# TASK PROMPT:
Search the material below for the word "text". Copy every line that has it.

Saved data entries

_ _ _ _ _

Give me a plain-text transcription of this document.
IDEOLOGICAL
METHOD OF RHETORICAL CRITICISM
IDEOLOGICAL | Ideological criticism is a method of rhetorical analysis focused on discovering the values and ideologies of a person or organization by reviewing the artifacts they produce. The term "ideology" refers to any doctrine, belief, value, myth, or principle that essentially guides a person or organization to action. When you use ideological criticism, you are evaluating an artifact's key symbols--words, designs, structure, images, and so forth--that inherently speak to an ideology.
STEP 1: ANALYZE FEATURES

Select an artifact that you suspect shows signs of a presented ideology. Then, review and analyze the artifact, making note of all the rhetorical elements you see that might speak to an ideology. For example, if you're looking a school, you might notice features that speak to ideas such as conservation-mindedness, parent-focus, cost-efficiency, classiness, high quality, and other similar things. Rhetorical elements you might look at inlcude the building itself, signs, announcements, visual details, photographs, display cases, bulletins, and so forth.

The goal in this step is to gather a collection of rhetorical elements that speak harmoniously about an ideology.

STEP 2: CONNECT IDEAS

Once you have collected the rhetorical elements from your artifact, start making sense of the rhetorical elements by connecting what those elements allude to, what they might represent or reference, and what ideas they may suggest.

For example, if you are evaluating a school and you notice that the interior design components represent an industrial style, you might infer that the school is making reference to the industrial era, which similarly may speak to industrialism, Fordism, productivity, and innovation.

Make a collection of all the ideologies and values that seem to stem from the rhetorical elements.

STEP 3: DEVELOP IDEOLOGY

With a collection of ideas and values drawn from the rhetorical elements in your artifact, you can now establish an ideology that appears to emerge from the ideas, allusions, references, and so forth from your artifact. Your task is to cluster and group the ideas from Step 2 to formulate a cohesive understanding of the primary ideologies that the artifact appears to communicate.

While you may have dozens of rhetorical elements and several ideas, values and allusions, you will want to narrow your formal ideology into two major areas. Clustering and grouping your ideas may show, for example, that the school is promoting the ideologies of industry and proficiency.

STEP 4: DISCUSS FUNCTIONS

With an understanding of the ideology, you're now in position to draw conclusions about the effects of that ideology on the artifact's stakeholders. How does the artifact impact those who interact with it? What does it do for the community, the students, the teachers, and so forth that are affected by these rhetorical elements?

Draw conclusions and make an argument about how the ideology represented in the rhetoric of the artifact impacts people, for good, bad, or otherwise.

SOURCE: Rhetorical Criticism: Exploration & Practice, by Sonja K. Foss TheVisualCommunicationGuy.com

_ _ _ _ _

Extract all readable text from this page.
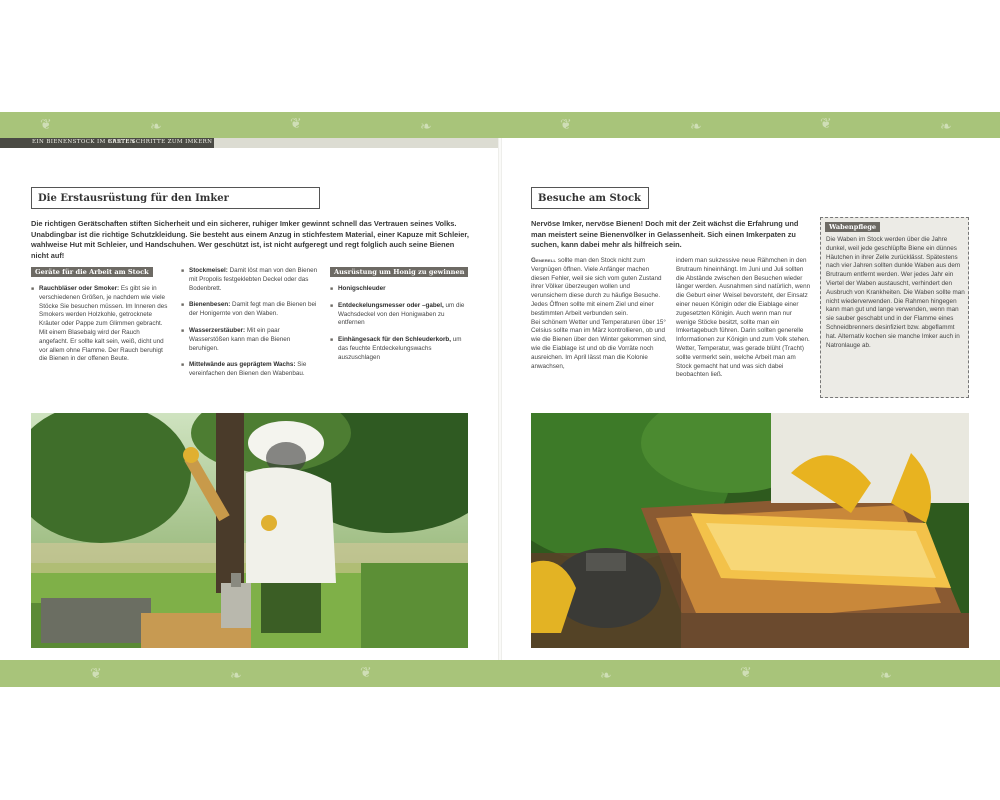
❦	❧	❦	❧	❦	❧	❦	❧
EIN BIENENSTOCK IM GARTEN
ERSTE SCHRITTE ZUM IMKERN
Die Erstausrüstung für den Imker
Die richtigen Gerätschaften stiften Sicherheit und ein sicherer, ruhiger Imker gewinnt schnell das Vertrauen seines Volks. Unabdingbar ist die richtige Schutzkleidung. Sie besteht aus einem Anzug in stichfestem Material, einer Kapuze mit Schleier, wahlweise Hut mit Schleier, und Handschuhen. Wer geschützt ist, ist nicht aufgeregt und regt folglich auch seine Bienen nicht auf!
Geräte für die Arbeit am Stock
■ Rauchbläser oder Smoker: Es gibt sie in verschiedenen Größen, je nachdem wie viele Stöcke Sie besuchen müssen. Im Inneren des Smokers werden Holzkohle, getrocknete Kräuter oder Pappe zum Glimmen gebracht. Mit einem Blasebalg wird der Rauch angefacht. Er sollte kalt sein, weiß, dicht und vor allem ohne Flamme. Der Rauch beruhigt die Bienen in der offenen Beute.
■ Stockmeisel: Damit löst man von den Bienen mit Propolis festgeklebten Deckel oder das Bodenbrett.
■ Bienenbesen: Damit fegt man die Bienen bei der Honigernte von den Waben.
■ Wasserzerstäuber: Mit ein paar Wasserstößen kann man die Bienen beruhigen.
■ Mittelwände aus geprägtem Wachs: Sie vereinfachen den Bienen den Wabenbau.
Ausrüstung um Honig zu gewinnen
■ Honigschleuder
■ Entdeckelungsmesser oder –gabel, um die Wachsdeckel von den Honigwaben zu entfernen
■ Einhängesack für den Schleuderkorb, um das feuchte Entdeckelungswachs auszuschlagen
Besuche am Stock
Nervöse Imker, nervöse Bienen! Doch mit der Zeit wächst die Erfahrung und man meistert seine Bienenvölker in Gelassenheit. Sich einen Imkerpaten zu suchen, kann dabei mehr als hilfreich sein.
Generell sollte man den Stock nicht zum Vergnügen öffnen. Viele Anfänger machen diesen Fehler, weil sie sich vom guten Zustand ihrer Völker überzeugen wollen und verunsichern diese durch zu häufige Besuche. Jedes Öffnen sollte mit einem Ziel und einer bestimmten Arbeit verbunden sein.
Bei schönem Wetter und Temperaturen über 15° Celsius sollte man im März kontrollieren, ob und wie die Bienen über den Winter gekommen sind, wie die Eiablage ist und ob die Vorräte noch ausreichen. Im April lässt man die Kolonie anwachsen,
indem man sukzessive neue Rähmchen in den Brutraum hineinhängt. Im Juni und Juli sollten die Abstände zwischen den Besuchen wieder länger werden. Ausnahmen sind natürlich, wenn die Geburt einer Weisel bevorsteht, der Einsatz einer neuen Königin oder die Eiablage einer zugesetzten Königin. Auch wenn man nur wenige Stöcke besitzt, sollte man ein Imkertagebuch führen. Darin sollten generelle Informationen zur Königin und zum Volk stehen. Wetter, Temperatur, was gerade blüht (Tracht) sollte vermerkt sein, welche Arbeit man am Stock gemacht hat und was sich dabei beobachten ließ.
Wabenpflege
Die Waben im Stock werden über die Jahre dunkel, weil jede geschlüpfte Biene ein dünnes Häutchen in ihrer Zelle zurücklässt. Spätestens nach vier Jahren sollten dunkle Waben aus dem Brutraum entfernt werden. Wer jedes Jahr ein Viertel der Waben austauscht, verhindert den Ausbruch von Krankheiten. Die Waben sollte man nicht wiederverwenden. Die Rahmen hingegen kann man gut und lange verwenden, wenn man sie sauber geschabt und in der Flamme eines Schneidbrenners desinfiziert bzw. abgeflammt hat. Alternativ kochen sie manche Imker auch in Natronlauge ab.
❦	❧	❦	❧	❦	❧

_ _ _ _ _

# WRITTEN SOLUTION:
Give me a plain-text transcription of this document.
Extract all readable text from this page.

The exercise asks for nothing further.